Perhaps there is some universe of cases in which a federal court should agree to adjudicate a Guarantee Clause claim. For instance, maybe there is some set of allegations in which the court will review an impeachment proceeding—perhaps in accordance with Justice Souter's Nixon concurrence—and the proceeding occurred by coin toss or something similarly irrational. Moreover, assume a state instituted a monarchy—and, upon appeal, Congress failed to act—the judiciary might very well undertake a Guarantee Clause analysis. Yet, even with such an extraordinary precedent, the peoples' review of the legislative taxing power through initiative is hardly the stuff of monarchy. If competing constitutions and militia intervention are insufficient for the court to inject itself into a Guarantee Clause dispute—such as during the Dorrite rebellion—it seems improbable that it will do so here.

For the Tenth Circuit, however, the case was readily justiciable. It went on to note that even in the face of little precedent interpreting the Guarantee Clause, courts have no difficulty interpreting the constitution. It explained that in District of Columbia v. Heller, the court interpreted the Second Amendment to include an individual right to bear arms, which it had not done in centuries.

This analysis is not terribly persuasive, however. Heller was certainly a new articulation of the Second Amendment by the court, but it was not because the court had historically dismissed Second Amendment claims as beyond the purview of judicial review. The Guarantee Clause, by contrast, is a political question—something essentially committed to the political branches.

One final procedural note: the district court judge in this case is preparing a trial, but a trial is extremely unusual for a case like this. There are only questions of law—there are no questions of fact. Yes, there are questions of legal history concerning what a "republican form of government" is, but such are inquiries into definitions of the law, which are typically reserved to briefing, not a trial. Yet, given the nature of the claims thus far, perhaps a trial on legal history would not be the most absurd part of this litigation.

Information provided
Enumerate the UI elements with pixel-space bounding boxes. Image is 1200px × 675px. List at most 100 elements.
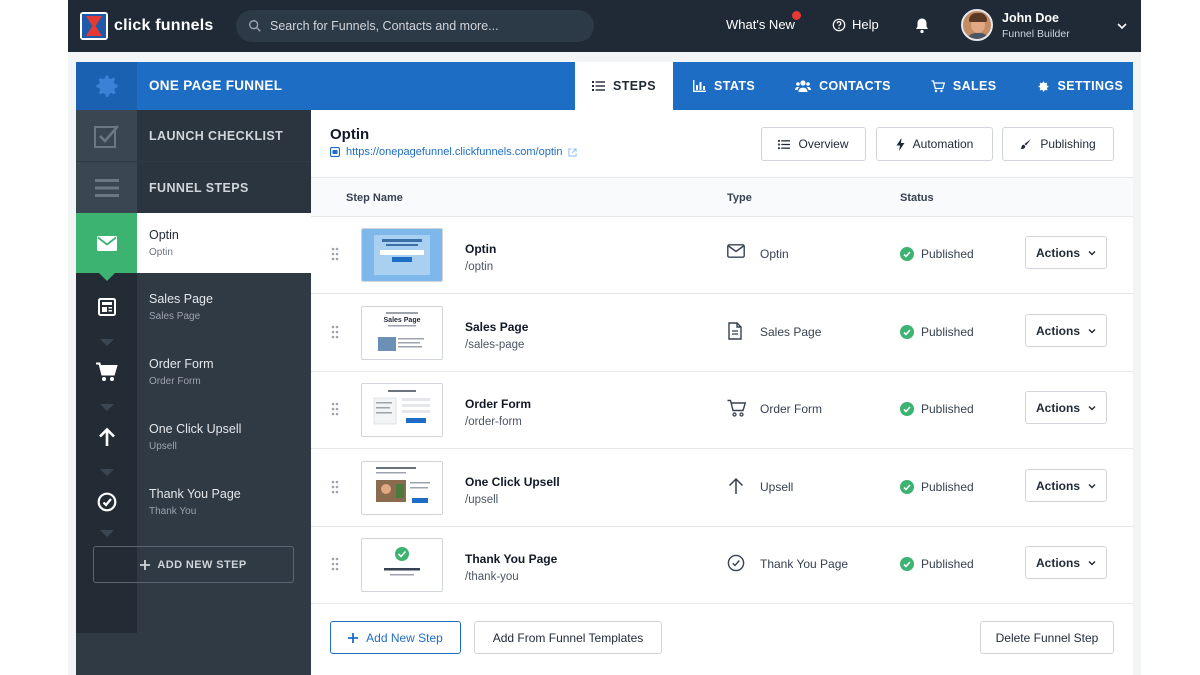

To be done
Extend the Guarantee Clause commentary by writing what comes next after its closing sentence.

Answer to this problem
The Tenth Circuit's analysis—if affirmed on appeal—would have extraordinary consequences. It would create many more opportunities for individual legislators in each state—and perhaps those in both houses of congress—to sue on generalized grounds of political disempowerment, or even compel the executive to act pursuant to legislative demands. Such would bring about serious judicial inquiries into the validity of the initiative and referendum processes themselves—which has been a large part of most states' governance for the past hundred years. Moreover, it would focus judicial scrutiny on the manner in which each state governs themselves—effectively ushering in a power shift away from the people—and their ability to enact policy objectives via popular vote—and towards the federal court system.

It might very well be that evaluating TABOR under the Guarantee Clause results in a finding of their compatibility with one another. However, I suspect we will not even see a trial, that a reviewing court will merely revisit the holdings in this case and be done with it. The consequences are not simply dramatic but unsupported by the constitutional constraints over the federal judiciary.


Derek Muller is an Associate Professor of Law at Pepperdine University School of Law where he teaches civil procedure, complex civil litigation, election law and evidence. Professor Muller received his J.D. from the University of Notre Dame Law School in 2007, where he graduated summa cum laude and was a note editor on the Notre Dame Law Review. His primary area of research is election law, particularly federalism and the role of states in federal elections. He regularly blogs at Excess of Democracy.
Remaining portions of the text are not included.